Task to carry out
The records below are split into lines. How many of those lines contain the string "color"? Reply with the number only.

Information shown
# # # #

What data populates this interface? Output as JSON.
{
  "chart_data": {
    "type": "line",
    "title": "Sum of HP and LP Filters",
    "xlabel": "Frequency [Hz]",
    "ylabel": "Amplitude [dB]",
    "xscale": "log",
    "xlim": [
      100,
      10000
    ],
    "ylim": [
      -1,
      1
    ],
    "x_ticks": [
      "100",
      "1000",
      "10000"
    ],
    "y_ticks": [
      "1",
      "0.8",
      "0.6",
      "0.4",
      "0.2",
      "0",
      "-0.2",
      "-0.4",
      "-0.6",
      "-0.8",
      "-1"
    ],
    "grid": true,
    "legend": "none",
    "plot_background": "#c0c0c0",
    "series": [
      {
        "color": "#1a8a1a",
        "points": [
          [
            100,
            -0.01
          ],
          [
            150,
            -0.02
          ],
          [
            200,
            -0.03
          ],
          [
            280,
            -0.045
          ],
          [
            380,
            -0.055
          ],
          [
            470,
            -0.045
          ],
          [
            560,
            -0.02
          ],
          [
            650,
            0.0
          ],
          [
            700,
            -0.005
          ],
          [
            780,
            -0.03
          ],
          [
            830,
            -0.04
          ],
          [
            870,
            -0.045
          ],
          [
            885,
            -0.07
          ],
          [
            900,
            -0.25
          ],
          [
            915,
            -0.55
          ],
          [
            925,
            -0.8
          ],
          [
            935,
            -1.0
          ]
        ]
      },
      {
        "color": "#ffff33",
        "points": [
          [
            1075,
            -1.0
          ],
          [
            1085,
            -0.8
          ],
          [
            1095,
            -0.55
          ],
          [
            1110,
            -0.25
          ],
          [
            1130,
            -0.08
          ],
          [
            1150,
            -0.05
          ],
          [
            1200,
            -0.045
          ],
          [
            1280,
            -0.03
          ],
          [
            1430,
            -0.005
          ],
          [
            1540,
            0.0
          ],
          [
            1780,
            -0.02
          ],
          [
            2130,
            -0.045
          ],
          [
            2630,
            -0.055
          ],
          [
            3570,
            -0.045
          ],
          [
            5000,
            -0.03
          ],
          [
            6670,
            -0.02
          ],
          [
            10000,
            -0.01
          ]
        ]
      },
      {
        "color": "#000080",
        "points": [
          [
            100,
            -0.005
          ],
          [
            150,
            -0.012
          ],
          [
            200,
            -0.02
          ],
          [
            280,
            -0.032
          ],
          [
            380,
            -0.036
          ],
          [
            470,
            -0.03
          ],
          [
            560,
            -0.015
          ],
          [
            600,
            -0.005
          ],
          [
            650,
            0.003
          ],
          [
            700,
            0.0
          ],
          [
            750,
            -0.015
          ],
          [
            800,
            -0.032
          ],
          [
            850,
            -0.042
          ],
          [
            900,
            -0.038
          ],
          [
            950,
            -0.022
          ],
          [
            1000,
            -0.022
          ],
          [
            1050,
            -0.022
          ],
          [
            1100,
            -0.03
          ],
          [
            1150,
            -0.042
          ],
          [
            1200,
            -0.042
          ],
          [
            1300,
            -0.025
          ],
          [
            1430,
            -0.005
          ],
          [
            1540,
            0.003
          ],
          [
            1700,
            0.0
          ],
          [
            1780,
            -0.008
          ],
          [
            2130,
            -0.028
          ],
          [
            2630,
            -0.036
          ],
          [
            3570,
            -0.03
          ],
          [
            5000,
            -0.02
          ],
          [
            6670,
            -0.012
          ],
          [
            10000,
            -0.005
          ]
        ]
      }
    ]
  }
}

# # # #

Full output
3